- **Page excerpt**:
Re: Incredibly slow gzip downloads

2014-02-15 Thread Oleg Kalnichevski

On Sat, 2014-02-15 at 11:22 +0100, Sebastiano Vigna wrote:
 Something happened from HttpClient 4.3.1 to 4.3.2.
 
 All of a sudden, we are seeing an immense amount of CPU spent into inflating 
 compressed HTTP responses. We were experimenting 5000 pages/s two months 
 ago, but less than 1200 pages/s now (same hardware, etc.), for no apparent 
 reason. The CPU is 100% consumed by Inflater.
 
 The absolutely weird thing is that in profiling we are spending 15% doing 
 inflation and 1.5% doing deflation... and the same amount of data is going 
 through the two phases. Downgrading to 4.3.1 immediately brought back the old 
 performance, and we spend more time in deflation than in inflation (as it 
 should be).
 
 Maybe some change in the buffer size?
 
 Ciao,
 

Here's the diff between 4.3.1 and 4.3.2

https://github.com/apache/httpclient/compare/4.3.1...4.3.2

The problem mostly likely has been introduced by HTTPCLIENT-1432 [1]. I
reviewed the patch once more and could not find anything obviously wrong
with it. Try reverting the changes introduced by HTTPCLIENT-1432 and see
if that resolves the problem.

Oleg

[1] https://issues.apache.org/jira/browse/HTTPCLIENT-1432




-
To unsubscribe, e-mail: httpclient-users-unsubscr...@hc.apache.org
For additional commands, e-mail: httpclient-users-h...@hc.apache.org



Re: Incredibly slow gzip downloads

2014-02-15 Thread Sebastiano Vigna
On 15 Feb 2014, at 12:47 PM, Oleg Kalnichevski ol...@apache.org wrote:

 The problem mostly likely has been introduced by HTTPCLIENT-1432 [1]. I
 reviewed the patch once more and could not find anything obviously wrong
 with it. Try reverting the changes introduced by HTTPCLIENT-1432 and see

Subclassing InputStream without overriding the multi-byte read() method is a 
recipe for disaster... the inherited method does a byte-by-byte read. You can 
see what's happening in this hprof trace:

java.util.zip.Inflater.inflateBytes(Inflater.java:Unknown line)
java.util.zip.Inflater.inflate(Inflater.java:259)
java.util.zip.InflaterInputStream.read(InflaterInputStream.java:152)
java.util.zip.GZIPInputStream.read(GZIPInputStream.java:116)
java.util.zip.InflaterInputStream.read(InflaterInputStream.java:122)

- **Material shown**:
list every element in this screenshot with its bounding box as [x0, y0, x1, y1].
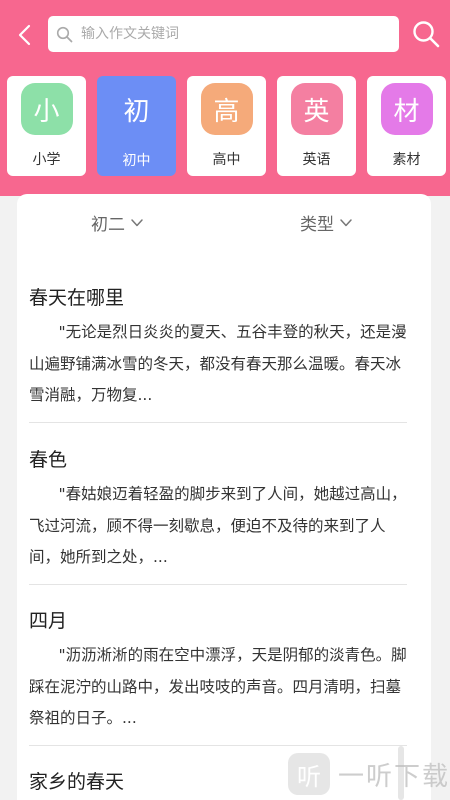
- category-badge: 小: [20, 83, 73, 135]
- search-icon: [56, 26, 73, 42]
- watermark-logo-icon: 听: [288, 753, 330, 795]
- grade-filter-dropdown[interactable]: 初二: [91, 210, 144, 235]
- search-box[interactable]: [48, 16, 399, 52]
- category-label: 初中: [122, 153, 151, 169]
- category-label: 小学: [32, 152, 61, 168]
- article-item[interactable]: 四月 "沥沥淅淅的雨在空中漂浮，天是阴郁的淡青色。脚踩在泥泞的山路中，发出吱吱的…: [29, 608, 407, 735]
- category-junior-high[interactable]: 初 初中: [97, 76, 176, 176]
- chevron-down-icon: [340, 218, 352, 226]
- article-excerpt: "沥沥淅淅的雨在空中漂浮，天是阴郁的淡青色。脚踩在泥泞的山路中，发出吱吱的声音。…: [29, 646, 407, 727]
- article-item[interactable]: 春天在哪里 "无论是烈日炎炎的夏天、五谷丰登的秋天，还是漫山遍野铺满冰雪的冬天，…: [29, 285, 407, 412]
- search-icon: [413, 21, 440, 48]
- category-label: 高中: [212, 152, 241, 168]
- divider: [29, 422, 407, 423]
- article-excerpt: "春姑娘迈着轻盈的脚步来到了人间，她越过高山，飞过河流，顾不得一刻歇息，便迫不及…: [29, 485, 407, 566]
- category-senior-high[interactable]: 高 高中: [187, 76, 266, 176]
- category-material[interactable]: 材 素材: [367, 76, 446, 176]
- chevron-left-icon: [18, 24, 31, 46]
- watermark-text: 一听下载: [338, 761, 450, 792]
- article-title: 四月: [29, 610, 68, 632]
- chevron-down-icon: [131, 218, 143, 226]
- search-button[interactable]: [408, 16, 444, 52]
- article-title: 春色: [29, 449, 68, 471]
- type-filter-dropdown[interactable]: 类型: [300, 210, 353, 235]
- category-label: 素材: [392, 152, 421, 168]
- article-title: 春天在哪里: [29, 287, 125, 309]
- divider: [29, 745, 407, 746]
- grade-filter-label: 初二: [91, 215, 125, 235]
- back-button[interactable]: [10, 20, 40, 50]
- category-english[interactable]: 英 英语: [277, 76, 356, 176]
- article-excerpt: "无论是烈日炎炎的夏天、五谷丰登的秋天，还是漫山遍野铺满冰雪的冬天，都没有春天那…: [29, 323, 407, 404]
- category-badge: 初: [109, 82, 164, 136]
- category-badge: 材: [380, 83, 433, 135]
- category-primary-school[interactable]: 小 小学: [7, 76, 86, 176]
- category-badge: 英: [290, 83, 343, 135]
- search-input[interactable]: [81, 26, 381, 42]
- category-bar: 小 小学 初 初中 高 高中 英 英语 材 素材: [7, 76, 450, 176]
- filter-bar: 初二 类型: [17, 194, 431, 250]
- type-filter-label: 类型: [300, 215, 334, 235]
- category-badge: 高: [200, 83, 253, 135]
- article-item[interactable]: 春色 "春姑娘迈着轻盈的脚步来到了人间，她越过高山，飞过河流，顾不得一刻歇息，便…: [29, 447, 407, 574]
- watermark: 听 一听下载: [288, 752, 450, 796]
- article-list-card: 初二 类型 春天在哪里 "无论是烈日炎炎的夏天、五谷丰登的秋天，还是漫山遍野铺满…: [17, 194, 431, 800]
- category-label: 英语: [302, 152, 331, 168]
- divider: [29, 584, 407, 585]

- **List of tasks**:
- a) List every source file and line reference in the hprof trace quoted in the gzip download thread, in the order they appear.
- b) Please write the next part of the gzip download thread, starting right after its final line.

- **Task results**:
- a)
- Inflater.java:Unknown line
- Inflater.java:259
- InflaterInputStream.java:152
- GZIPInputStream.java:116
- InflaterInputStream.java:122

- b)
org.apache.http.client.entity.LazyDecompressingInputStream.read(LazyDecompressingInputStream.java:56)
java.io.InputStream.read(InputStream.java:179)

it.unimi.di.law.warc.util.InspectableCachedHttpEntity.copyContent(InspectableCachedHttpEntity.java:67)

copyContent() would love to read(byte[],int,int) in a buffer, but since 
LazyDecompressingInputStream doesn't override it it invokes instead the 
read-byte-by-byte inherited method in InputStream, which in turn now calls for 
each byte the one-byte read() method from LazyDecompressingInputStream, which 
invokes the one-byte read method from InflaterInputStream, which does a 
multi-byte, length-one read from GZIPInputStream, which unleashes a similar 
call on InflaterInputStream, which unfortunately makes a similar read using the 
native inflateBytes() method. 

The result is a 10-50x decrease in speed, but I think that a trivial override 
of read(byte[],int,int) in LazyDecompressingInputStream will solve the problem.

Ciao,

seba


-
To unsubscribe, e-mail: httpclient-users-unsubscr...@hc.apache.org
For additional commands, e-mail: httpclient-users-h...@hc.apache.org



Re: Incredibly slow gzip downloads

2014-02-15 Thread Oleg Kalnichevski
On Sat, 2014-02-15 at 17:06 +0100, Sebastiano Vigna wrote:
 On 15 Feb 2014, at 12:47 PM, Oleg Kalnichevski ol...@apache.org wrote:
 
  The problem mostly likely has been introduced by HTTPCLIENT-1432 [1]. I
  reviewed the patch once more and could not find anything obviously wrong
  with it. Try reverting the changes introduced by HTTPCLIENT-1432 and see
 
 Subclassing InputStream without overriding the multi-byte read() method is a 
 recipe for disaster... the inherited method does a byte-by-byte read. You can 
 see what's happening in this hprof trace:
 
 java.util.zip.Inflater.inflateBytes(Inflater.java:Unknown line)
 java.util.zip.Inflater.inflate(Inflater.java:259)
 java.util.zip.InflaterInputStream.read(InflaterInputStream.java:152)
 java.util.zip.GZIPInputStream.read(GZIPInputStream.java:116)
 java.util.zip.InflaterInputStream.read(InflaterInputStream.java:122)
 
 org.apache.http.client.entity.LazyDecompressingInputStream.read(LazyDecompressingInputStream.java:56)
 java.io.InputStream.read(InputStream.java:179)
 
 it.unimi.di.law.warc.util.InspectableCachedHttpEntity.copyContent(InspectableCachedHttpEntity.java:67)
 
 copyContent() would love to read(byte[],int,int) in a buffer, but since 
 LazyDecompressingInputStream doesn't override it it invokes instead the 
 read-byte-by-byte inherited method in InputStream, which in turn now calls 
 for each byte the one-byte read() method from LazyDecompressingInputStream, 
 which invokes the one-byte read method from InflaterInputStream, which does a 
 multi-byte, length-one read from GZIPInputStream, which unleashes a similar 
 call on InflaterInputStream, which unfortunately makes a similar read using 
 the native inflateBytes() method.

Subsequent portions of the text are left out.